**** DATA
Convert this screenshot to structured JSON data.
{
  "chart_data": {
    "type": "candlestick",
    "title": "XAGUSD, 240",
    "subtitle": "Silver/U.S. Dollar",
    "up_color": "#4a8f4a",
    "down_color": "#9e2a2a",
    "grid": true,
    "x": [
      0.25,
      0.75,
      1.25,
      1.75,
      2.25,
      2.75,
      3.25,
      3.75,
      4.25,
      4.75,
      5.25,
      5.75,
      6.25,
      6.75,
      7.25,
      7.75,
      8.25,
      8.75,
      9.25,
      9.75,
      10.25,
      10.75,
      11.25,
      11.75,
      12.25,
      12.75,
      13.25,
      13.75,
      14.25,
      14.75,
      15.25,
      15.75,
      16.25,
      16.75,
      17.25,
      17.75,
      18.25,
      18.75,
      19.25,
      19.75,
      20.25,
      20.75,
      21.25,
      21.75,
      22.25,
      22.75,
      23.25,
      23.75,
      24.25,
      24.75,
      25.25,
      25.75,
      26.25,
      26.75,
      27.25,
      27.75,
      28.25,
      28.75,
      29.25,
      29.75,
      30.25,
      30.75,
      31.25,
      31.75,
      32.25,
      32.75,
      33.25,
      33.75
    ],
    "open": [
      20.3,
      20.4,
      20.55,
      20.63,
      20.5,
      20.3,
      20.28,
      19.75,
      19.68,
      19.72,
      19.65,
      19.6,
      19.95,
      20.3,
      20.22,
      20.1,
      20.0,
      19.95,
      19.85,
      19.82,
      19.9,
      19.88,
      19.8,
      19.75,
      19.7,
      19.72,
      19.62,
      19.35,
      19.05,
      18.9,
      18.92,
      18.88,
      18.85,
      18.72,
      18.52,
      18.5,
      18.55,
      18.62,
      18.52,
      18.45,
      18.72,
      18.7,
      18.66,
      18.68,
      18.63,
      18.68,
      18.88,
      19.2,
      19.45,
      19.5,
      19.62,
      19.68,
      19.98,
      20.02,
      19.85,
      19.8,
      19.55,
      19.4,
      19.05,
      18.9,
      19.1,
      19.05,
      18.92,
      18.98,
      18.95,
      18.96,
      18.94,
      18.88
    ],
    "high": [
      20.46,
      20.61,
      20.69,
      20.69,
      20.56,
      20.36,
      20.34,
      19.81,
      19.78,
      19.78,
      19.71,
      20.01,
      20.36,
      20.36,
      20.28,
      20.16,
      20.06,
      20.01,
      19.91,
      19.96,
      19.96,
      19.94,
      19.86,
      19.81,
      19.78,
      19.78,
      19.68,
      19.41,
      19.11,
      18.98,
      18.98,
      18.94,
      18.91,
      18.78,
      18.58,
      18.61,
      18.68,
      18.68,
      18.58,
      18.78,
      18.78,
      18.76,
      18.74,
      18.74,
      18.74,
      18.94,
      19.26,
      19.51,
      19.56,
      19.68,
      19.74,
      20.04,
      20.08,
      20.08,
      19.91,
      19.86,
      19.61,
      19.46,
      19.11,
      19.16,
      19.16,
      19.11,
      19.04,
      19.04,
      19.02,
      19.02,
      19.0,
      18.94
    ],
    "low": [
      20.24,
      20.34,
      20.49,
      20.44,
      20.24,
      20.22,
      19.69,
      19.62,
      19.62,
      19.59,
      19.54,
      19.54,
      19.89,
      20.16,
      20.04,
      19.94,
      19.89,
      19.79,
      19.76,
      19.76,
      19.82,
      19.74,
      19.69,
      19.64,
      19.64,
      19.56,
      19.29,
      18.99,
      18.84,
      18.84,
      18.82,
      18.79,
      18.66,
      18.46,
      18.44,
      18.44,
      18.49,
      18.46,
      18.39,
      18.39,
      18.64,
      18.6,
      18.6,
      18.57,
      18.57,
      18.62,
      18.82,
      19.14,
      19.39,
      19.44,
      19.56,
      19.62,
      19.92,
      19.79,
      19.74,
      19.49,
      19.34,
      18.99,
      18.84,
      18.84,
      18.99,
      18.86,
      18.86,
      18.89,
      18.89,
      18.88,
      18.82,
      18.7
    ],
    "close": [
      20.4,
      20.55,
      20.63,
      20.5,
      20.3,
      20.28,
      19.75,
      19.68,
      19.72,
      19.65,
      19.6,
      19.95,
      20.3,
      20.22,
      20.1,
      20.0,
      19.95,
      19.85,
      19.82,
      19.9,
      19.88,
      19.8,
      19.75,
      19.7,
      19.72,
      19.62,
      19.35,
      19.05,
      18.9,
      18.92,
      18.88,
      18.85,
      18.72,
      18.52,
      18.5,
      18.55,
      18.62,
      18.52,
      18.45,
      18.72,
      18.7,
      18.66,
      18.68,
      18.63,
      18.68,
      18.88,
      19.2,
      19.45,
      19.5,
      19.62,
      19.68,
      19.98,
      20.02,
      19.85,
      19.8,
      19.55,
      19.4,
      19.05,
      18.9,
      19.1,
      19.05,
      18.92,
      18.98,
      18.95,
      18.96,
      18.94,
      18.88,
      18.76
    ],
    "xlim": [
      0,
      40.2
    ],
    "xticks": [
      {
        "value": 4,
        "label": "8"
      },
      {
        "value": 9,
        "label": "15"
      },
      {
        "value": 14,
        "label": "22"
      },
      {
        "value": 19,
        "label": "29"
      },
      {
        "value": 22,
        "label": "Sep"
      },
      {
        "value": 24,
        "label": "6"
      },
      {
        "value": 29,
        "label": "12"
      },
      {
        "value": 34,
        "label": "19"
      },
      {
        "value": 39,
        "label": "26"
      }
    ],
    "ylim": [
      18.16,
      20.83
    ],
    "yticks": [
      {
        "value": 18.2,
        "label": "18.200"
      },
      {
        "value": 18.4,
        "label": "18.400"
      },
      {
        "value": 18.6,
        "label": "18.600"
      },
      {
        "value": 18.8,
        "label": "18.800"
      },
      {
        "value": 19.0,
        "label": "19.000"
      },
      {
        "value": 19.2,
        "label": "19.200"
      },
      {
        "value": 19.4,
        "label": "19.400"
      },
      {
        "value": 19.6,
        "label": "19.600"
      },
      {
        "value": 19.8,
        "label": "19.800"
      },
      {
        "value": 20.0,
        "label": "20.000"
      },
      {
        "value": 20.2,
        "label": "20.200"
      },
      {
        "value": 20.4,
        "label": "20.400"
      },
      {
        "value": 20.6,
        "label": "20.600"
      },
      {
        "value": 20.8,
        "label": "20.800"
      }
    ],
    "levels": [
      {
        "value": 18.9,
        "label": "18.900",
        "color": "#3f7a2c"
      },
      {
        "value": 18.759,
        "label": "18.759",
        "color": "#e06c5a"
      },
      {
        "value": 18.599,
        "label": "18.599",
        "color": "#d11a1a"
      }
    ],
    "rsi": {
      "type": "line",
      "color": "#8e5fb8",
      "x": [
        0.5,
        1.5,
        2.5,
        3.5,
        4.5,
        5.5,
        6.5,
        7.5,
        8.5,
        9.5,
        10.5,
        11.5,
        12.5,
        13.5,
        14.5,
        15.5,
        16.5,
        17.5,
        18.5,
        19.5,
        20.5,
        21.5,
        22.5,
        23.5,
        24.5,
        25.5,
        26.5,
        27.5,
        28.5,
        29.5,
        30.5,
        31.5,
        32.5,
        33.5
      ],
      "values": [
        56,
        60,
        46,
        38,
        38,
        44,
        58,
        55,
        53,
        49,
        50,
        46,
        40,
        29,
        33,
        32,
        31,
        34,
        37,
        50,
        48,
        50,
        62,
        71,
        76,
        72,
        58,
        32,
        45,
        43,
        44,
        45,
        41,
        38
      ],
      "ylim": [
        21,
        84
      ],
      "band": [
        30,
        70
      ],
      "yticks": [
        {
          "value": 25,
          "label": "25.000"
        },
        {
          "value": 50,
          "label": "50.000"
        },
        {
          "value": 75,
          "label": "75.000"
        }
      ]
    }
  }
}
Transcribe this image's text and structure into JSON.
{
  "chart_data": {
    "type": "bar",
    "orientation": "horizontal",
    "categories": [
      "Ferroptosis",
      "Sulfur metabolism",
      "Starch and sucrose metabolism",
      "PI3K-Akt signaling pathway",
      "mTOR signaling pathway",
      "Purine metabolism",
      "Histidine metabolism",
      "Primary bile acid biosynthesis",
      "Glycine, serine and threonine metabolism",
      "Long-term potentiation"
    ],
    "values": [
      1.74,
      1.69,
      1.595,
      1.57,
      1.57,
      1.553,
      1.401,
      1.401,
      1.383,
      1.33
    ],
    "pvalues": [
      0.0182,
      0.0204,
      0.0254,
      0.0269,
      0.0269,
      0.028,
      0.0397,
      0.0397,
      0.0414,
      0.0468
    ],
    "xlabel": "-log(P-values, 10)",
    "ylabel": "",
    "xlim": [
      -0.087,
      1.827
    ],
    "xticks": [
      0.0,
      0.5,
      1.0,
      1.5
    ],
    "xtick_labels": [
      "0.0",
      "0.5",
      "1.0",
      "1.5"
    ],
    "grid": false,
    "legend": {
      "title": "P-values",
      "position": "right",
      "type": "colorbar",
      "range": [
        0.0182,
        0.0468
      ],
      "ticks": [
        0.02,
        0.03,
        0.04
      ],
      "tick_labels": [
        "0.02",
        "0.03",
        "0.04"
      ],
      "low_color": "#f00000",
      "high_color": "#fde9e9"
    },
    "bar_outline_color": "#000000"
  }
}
********
> [AIM OF THE TASK] Where does the word "type" appear in the listing? List each line that holds it.

> [TASK SOLUTION]
    "type": "candlestick",
      "type": "line",
    "type": "bar",
      "type": "colorbar",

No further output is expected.